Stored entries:
[start]

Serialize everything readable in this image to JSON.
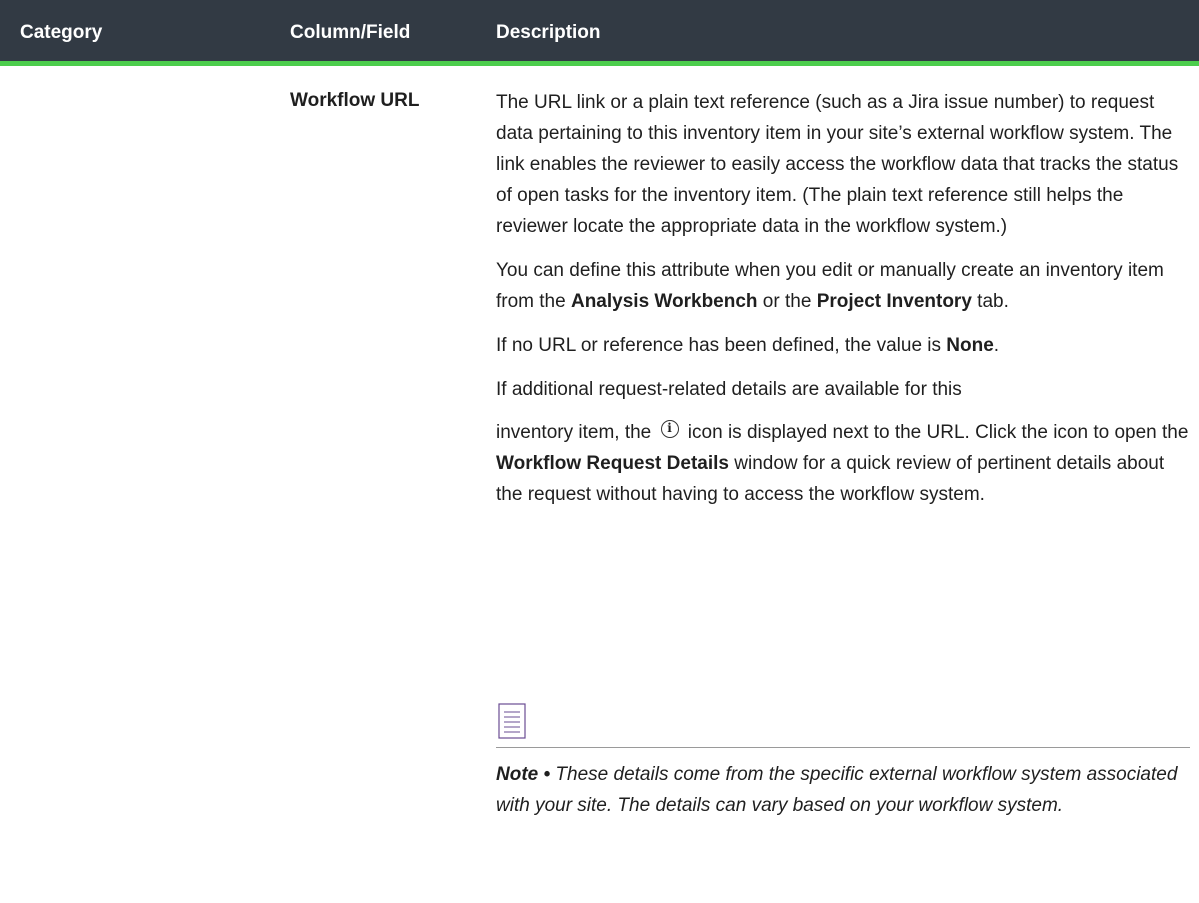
{
  "table": {
    "headers": {
      "category": "Category",
      "column_field": "Column/Field",
      "description": "Description"
    },
    "row": {
      "field_name": "Workflow URL",
      "p1": "The URL link or a plain text reference (such as a Jira issue number) to request data pertaining to this inventory item in your site’s external workflow system. The link enables the reviewer to easily access the workflow data that tracks the status of open tasks for the inventory item. (The plain text reference still helps the reviewer locate the appropriate data in the workflow system.)",
      "p2": {
        "before": "You can define this attribute when you edit or manually create an inventory item from the ",
        "bold1": "Analysis Workbench",
        "middle": " or the ",
        "bold2": "Project Inventory",
        "after": " tab."
      },
      "p3": {
        "before": "If no URL or reference has been defined, the value is ",
        "bold": "None",
        "after": "."
      },
      "p4": {
        "line1": "If additional request-related details are available for this",
        "before_icon": "inventory item, the ",
        "icon_glyph": "i",
        "after_icon": " icon is displayed next to the URL. Click the icon to open the ",
        "bold": "Workflow Request Details",
        "after": " window for a quick review of pertinent details about the request without having to access the workflow system."
      },
      "note": {
        "label": "Note •",
        "text": " These details come from the specific external workflow system associated with your site. The details can vary based on your workflow system."
      }
    }
  },
  "icons": {
    "info": "info-circle-icon",
    "note": "note-document-icon"
  },
  "colors": {
    "header_bg": "#323a44",
    "header_accent": "#4ccd4c",
    "note_icon": "#6a4c93"
  }
}
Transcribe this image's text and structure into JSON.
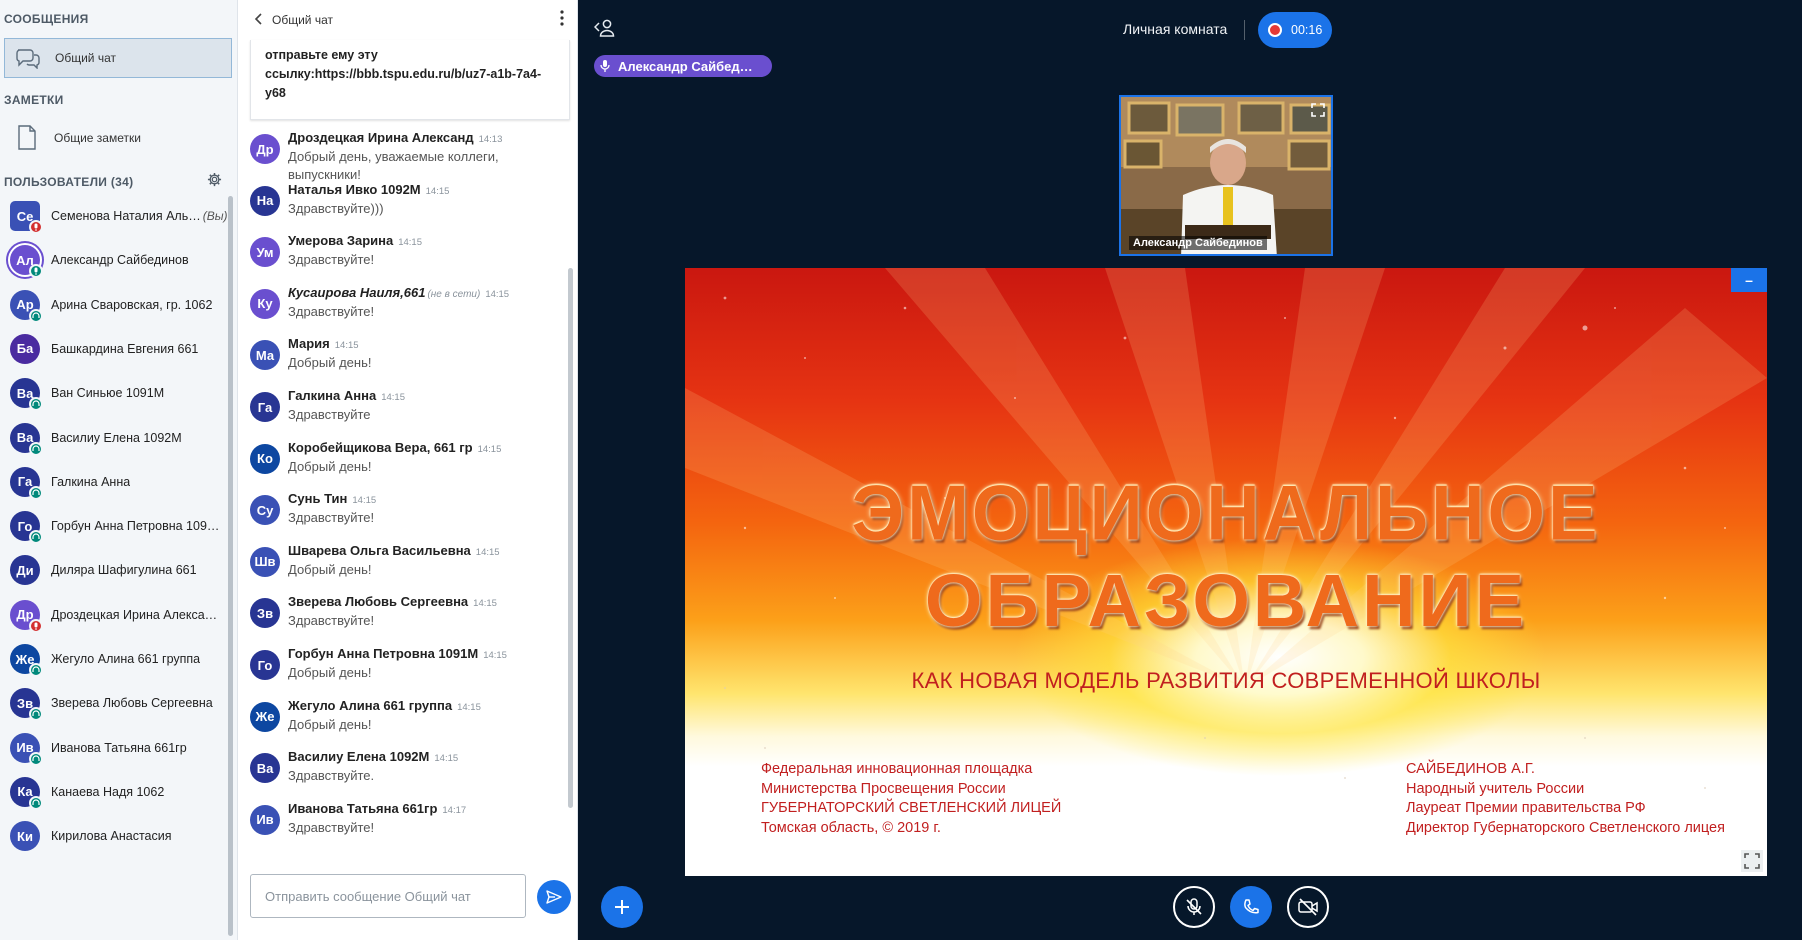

[end]

◆ WHAT IS BEING ASKED
Pull out each line of the records holding the string "JSON".

◆ REPLY
Serialize everything readable in this image to JSON.
Transcribe this image's text and structure into JSON.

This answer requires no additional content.